What needs to be done: Each line that holds the word "flag" counts once; give the total for the records below and nothing else.

Stored data entries:
• • •

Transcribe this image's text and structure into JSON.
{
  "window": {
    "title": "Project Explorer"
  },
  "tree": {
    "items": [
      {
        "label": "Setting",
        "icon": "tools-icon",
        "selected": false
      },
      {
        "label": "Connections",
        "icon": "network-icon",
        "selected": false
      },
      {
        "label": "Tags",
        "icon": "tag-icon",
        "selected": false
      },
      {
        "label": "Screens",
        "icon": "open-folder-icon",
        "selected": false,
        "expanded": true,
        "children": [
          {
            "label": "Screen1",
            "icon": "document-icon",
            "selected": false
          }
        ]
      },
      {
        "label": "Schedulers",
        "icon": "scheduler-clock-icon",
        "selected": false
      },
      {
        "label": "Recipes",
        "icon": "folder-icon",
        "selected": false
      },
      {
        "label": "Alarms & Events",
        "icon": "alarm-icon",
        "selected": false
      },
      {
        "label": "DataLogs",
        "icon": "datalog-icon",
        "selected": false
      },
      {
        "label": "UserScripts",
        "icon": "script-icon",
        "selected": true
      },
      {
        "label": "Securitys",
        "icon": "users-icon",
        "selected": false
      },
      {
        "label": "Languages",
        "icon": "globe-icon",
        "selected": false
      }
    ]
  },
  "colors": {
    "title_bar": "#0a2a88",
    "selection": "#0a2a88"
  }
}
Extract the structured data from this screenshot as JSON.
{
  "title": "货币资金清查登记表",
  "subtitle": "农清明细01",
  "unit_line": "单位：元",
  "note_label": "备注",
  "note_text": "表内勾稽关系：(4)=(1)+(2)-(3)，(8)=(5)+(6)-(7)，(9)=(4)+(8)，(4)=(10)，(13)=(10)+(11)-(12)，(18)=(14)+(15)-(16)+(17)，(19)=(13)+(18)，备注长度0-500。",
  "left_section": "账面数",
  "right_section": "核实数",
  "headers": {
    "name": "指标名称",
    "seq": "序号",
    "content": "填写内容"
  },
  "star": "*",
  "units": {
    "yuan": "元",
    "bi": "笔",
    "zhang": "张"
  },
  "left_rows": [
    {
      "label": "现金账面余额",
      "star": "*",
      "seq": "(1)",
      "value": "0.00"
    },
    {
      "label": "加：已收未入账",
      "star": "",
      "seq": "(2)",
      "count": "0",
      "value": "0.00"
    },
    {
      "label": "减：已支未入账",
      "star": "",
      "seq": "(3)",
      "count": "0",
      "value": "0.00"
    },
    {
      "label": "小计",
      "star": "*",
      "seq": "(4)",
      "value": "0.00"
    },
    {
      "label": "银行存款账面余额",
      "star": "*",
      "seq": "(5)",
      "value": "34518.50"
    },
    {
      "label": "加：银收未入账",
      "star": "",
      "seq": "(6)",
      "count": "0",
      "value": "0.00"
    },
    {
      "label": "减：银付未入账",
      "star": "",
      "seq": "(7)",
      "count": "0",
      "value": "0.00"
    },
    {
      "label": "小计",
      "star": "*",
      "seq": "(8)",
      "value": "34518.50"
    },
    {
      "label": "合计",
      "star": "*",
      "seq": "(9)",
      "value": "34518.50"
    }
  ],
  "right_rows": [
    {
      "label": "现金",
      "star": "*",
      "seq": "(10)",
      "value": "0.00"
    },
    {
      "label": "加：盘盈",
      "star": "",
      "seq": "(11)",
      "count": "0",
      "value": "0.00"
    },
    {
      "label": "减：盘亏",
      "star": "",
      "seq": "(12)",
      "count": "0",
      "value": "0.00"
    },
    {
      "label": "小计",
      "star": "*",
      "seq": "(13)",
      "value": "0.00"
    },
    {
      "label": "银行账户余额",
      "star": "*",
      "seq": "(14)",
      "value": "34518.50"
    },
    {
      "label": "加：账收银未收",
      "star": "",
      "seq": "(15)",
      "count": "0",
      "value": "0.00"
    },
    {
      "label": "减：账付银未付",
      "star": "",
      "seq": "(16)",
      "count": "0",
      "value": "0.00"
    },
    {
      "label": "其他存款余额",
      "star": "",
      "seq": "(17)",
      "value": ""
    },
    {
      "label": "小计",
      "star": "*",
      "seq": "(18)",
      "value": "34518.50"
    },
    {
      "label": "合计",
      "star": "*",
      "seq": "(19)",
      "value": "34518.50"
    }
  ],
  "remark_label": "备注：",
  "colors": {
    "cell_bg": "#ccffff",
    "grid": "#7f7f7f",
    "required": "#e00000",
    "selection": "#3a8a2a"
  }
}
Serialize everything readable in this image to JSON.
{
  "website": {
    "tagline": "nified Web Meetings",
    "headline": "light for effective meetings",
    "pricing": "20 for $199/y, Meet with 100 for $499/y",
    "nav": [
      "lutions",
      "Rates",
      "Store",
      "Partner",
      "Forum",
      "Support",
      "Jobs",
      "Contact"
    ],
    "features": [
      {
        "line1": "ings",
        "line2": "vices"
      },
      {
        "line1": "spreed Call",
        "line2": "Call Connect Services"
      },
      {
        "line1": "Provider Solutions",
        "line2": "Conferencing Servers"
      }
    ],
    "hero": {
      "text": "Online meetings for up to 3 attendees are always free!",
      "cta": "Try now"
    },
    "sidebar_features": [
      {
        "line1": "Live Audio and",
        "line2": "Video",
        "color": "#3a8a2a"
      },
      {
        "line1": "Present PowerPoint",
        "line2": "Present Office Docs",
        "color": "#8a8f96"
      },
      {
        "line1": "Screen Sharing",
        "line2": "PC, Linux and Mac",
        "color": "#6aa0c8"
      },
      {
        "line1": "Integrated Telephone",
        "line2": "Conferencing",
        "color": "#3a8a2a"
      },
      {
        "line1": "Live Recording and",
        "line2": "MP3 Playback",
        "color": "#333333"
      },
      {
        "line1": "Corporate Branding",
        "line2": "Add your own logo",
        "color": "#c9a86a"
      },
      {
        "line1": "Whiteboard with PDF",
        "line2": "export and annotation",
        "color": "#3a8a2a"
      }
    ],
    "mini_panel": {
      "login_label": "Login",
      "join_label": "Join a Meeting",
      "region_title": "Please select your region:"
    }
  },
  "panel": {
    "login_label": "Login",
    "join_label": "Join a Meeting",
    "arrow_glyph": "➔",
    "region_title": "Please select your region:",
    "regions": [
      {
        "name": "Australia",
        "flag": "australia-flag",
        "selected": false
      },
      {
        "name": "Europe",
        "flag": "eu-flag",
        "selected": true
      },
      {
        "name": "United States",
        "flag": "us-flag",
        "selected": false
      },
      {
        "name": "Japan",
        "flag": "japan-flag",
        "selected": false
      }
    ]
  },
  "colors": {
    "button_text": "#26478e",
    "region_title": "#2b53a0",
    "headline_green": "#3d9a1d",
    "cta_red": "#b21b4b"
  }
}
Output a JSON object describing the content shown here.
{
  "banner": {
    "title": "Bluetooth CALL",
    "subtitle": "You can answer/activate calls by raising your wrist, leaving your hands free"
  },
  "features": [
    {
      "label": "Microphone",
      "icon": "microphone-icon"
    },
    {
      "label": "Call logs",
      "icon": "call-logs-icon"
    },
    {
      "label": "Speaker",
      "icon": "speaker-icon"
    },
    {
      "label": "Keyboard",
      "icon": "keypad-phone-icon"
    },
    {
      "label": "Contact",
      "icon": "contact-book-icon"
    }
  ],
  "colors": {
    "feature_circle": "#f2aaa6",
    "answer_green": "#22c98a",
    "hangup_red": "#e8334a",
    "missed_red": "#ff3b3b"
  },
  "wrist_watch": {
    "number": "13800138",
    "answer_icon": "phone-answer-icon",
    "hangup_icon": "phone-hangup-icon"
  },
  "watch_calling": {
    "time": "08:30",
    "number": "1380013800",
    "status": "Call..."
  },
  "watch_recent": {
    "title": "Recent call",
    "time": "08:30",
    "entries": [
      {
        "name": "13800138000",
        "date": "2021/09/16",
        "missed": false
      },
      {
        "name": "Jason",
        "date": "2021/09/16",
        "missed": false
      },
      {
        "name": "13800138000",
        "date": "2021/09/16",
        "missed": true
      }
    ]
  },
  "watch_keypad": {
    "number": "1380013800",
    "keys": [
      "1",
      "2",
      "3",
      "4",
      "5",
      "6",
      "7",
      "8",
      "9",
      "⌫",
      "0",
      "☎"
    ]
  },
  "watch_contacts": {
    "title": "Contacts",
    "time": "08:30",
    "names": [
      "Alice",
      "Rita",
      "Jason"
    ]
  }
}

• • •

Exercise solution: 4